Copy the lines that follow, keeping every character the same.

+++ Excerpted records

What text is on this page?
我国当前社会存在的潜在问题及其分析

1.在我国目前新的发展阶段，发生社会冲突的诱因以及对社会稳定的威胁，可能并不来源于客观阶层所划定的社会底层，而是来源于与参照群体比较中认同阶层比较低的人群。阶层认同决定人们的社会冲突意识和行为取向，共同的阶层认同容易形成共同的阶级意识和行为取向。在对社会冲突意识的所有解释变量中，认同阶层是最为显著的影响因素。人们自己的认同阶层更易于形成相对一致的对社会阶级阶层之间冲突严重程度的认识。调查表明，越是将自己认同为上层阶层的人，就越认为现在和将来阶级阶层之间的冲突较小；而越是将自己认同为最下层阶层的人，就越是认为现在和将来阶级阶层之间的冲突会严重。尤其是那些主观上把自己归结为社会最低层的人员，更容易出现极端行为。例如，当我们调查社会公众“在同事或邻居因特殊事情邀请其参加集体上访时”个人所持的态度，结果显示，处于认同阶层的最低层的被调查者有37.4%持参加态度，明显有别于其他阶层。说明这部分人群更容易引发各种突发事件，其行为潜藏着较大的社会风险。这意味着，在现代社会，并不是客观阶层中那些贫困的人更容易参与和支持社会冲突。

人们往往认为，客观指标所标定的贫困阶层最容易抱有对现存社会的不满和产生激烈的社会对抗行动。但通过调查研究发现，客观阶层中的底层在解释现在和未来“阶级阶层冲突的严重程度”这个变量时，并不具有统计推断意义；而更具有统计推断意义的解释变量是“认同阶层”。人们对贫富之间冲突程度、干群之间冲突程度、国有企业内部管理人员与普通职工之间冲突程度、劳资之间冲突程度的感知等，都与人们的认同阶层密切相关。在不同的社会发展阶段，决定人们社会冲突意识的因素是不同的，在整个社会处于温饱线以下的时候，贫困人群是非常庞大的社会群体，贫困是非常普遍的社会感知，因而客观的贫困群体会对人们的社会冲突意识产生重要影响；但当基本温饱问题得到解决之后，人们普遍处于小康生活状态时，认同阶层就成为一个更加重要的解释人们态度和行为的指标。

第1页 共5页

++++++

Exercise solution:
What text is on this page?
我国当前社会存在的潜在问题及其分析

1.在我国目前新的发展阶段，发生社会冲突的诱因以及对社会稳定的威胁，可能并不来源于客观阶层所划定的社会底层，而是来源于与参照群体比较中认同阶层比较低的人群。阶层认同决定人们的社会冲突意识和行为取向，共同的阶层认同容易形成共同的阶级意识和行为取向。在对社会冲突意识的所有解释变量中，认同阶层是最为显著的影响因素。人们自己的认同阶层更易于形成相对一致的对社会阶级阶层之间冲突严重程度的认识。调查表明，越是将自己认同为上层阶层的人，就越认为现在和将来阶级阶层之间的冲突较小；而越是将自己认同为最下层阶层的人，就越是认为现在和将来阶级阶层之间的冲突会严重。尤其是那些主观上把自己归结为社会最低层的人员，更容易出现极端行为。例如，当我们调查社会公众“在同事或邻居因特殊事情邀请其参加集体上访时”个人所持的态度，结果显示，处于认同阶层的最低层的被调查者有37.4%持参加态度，明显有别于其他阶层。说明这部分人群更容易引发各种突发事件，其行为潜藏着较大的社会风险。这意味着，在现代社会，并不是客观阶层中那些贫困的人更容易参与和支持社会冲突。

人们往往认为，客观指标所标定的贫困阶层最容易抱有对现存社会的不满和产生激烈的社会对抗行动。但通过调查研究发现，客观阶层中的底层在解释现在和未来“阶级阶层冲突的严重程度”这个变量时，并不具有统计推断意义；而更具有统计推断意义的解释变量是“认同阶层”。人们对贫富之间冲突程度、干群之间冲突程度、国有企业内部管理人员与普通职工之间冲突程度、劳资之间冲突程度的感知等，都与人们的认同阶层密切相关。在不同的社会发展阶段，决定人们社会冲突意识的因素是不同的，在整个社会处于温饱线以下的时候，贫困人群是非常庞大的社会群体，贫困是非常普遍的社会感知，因而客观的贫困群体会对人们的社会冲突意识产生重要影响；但当基本温饱问题得到解决之后，人们普遍处于小康生活状态时，认同阶层就成为一个更加重要的解释人们态度和行为的指标。

第1页 共5页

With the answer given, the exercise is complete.